> _Alıştırmanın Amacı_
Tapu iptali ve tescil davasına ilişkin Yargıtay kararını, gösterilen son cümleden sonrasını yazarak sürdürün.

> _Metin Bölümü_
───
Abaküs Yazılım
14. Hukuk Dairesi
Esas No: 2020/1792
Karar No: 2020/5104
Karar Tarihi: 17.09.2020

Yargıtay 14. Hukuk Dairesi 2020/1792 Esas 2020/5104 Karar Sayılı İlamı

Özet:


Davacı, davalıdan satın aldığı dairenin tapu kaydının kendisine devredilmesini talep etmiştir. Davalı ise tapu devrinin gerçekleşmemesinin sebebini belirtmemiş ve dava sürecine katılmamıştır. Mahkeme, davanın reddine karar vermiştir. Ancak davacı, bu kararı temyiz etmiştir. Yargıtay ise, davacının hakim önünde savunma hakkından yararlanması gerektiğini ve mahkemenin doğru bir tebligat yapmadığını belirterek kararı bozmuştur. Ayrıca davacının satış bedelini tam olarak ödemediği iddiası da değerlendirilmeli ve bu konuda karar verilmelidir. Kanunlar açısından, arsa payı karşılığı inşaat sözleşmelerinde tapu devrinin belirli şartları yerine getirilmeden cebri tescil davası açılamayacağı belirtilmiştir. Ayrıca tescil istemi için sözleşmede belirtilen bedelin tamamının ödenmesi gerekmektedir. Ancak ödenmeyen kısım varsa, depo edilmesi gerekmektedir. Kanun maddeleri: Tebligat Kanunu (35. madde), Ticaret Sicili Tüzüğü, Borçlar Kanunu (163. madde / TBK m. 184).
14. Hukuk Dairesi         2020/1792 E.  ,  2020/5104 K.

    "İçtihat Metni"

    MAHKEMESİ :Asliye Hukuk Mahkemesi (Tük. Mah. Sıf.)

    Davacı vekili tarafından, davalı aleyhine 30.06.2015 gününde verilen dilekçe ile yapsatçı konumundaki arsa sahibinden harici satın almaya dayanan tapu iptali ve tescil talebi üzerine yapılan duruşma sonunda; davanın reddine dair verilen 24.03.2016 günlü hükmün Yargıtayca incelenmesi davacı ... tarafından istenilmekle süresinde olduğu anlaşılan temyiz dilekçesinin kabulüne karar verildikten sonra dosya ve içerisindeki bütün kağıtlar incelenerek gereği düşünüldü:
    K A R A R
    Dava, aynı zamanda arsa sahibi konumundaki yükleniciden temlik alınan kişisel hakka dayalı tapu iptali ve tescil istemine ilişkindir.
───
> _Veri Kesiti_
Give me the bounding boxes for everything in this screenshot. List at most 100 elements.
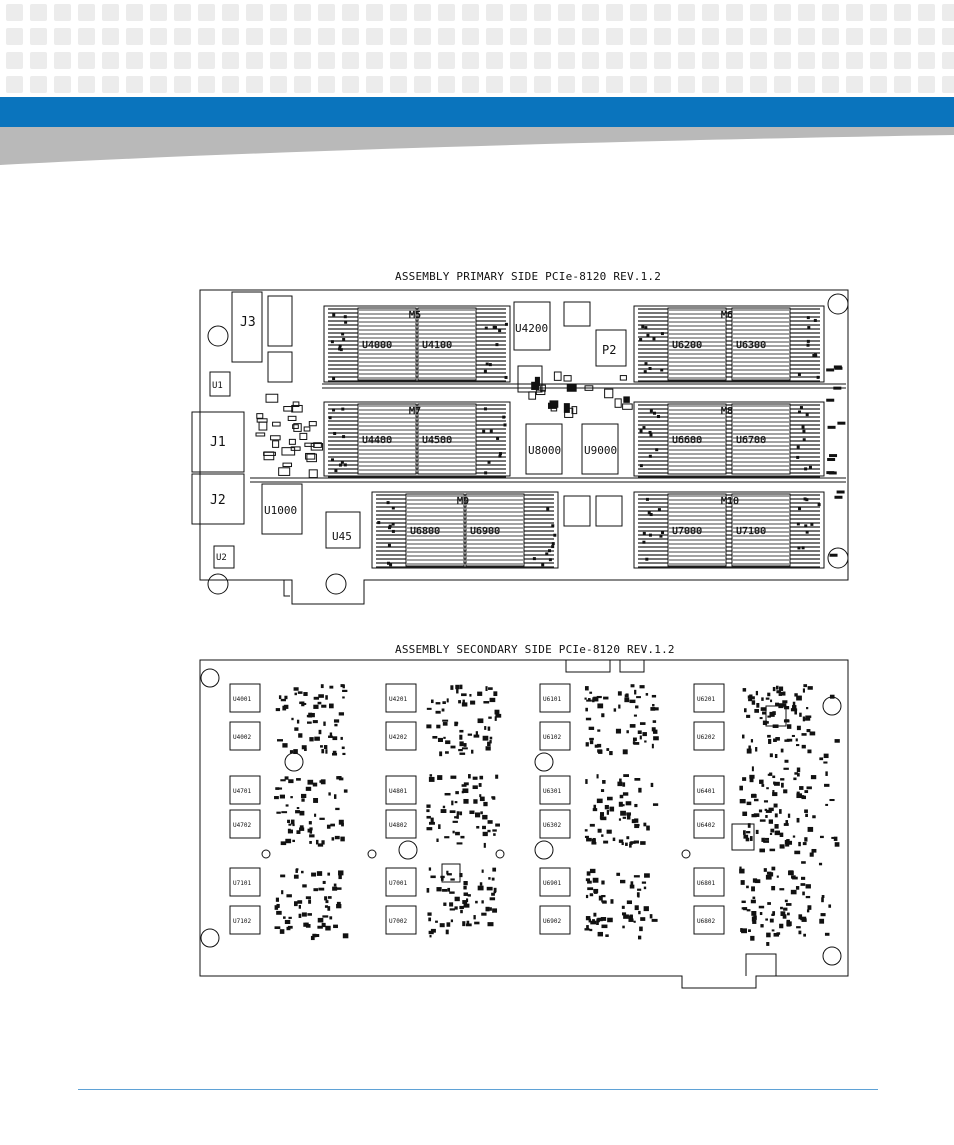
───
> _Görevin Sonucu_
    Davacı, davalı ile aralarında yapılan adi yazılı satış sözleşmesi ile 1954 ada 8 parsel numaralı taşınmaz üzerine yapılan binanın (b) blok 3. kat 10 No"lu bağımsız bölümünü satın aldığını, bedelini davalıya tamamen ödediğini, davalının da daireyi teslim ettiğini, halen dairede ikamet ettiğini, ancak davalının tüm taleplerine rağmen taşınmazı kat mülkiyetine geçirerek davaya konu dairenin tapu kaydını davacıya devretmediğini belirterek davaya konu taşınmazda davacının kat mülkiyeti hissesi oranında arsa payının adına tesciline karar verilmesini talep etmiştir.
    Davalı şirkete dava dilekçesi bila tebliğ iade edilesi üzerine Tebligat Kanunun 35. maddesine göre tebliğ edilmiş, davalı taraf davaya cevap vermemiş ve duruşmalara katılmamıştır.
    Mahkemece, davanın reddine karar verilmiştir.
    Hükmü, davacı ... temyiz etmiştir.
    Taraf teşkili kamu düzenine ilişkin olup re’sen yargılamanın her aşamasında göz önünde bulundurulması gerekir. Savunma hakkı, Anayasanın 36. maddesi ile güvence altına alınmış olup, 6100 sayılı Hukuk Muhakemeleri Kanununun 27. maddesinde de “Hukuki dinlenilme hakkı” başlığı altında ayrıca düzenlenmiştir. Hakim, tarafları dinlemeden veya iddia ve savunmalarını bildirmeleri için kanuna uygun biçimde davet etmeden hükmünü veremez. Buna göre hakim iddia ve savunma haklarını kullanabilmeleri için tarafları duruşmaya davetle zorunludur.
    Eser sözleşmelerinin bir türü olan arsa payı karşılığı inşaat sözleşmesi, taraflara karşılıklı hak ve borçlar yüklemektedir. Yüklenici, finansman sağlayarak arsa malikinin taşınmazı üzerine bina yapma işini üstlenmekte, arsa maliki ise inşa edilecek binaya karşılık, bu binadaki bir kısım bağımsız bölümlerin mülkiyetini yükleniciye devretmeyi vaat etmektedir.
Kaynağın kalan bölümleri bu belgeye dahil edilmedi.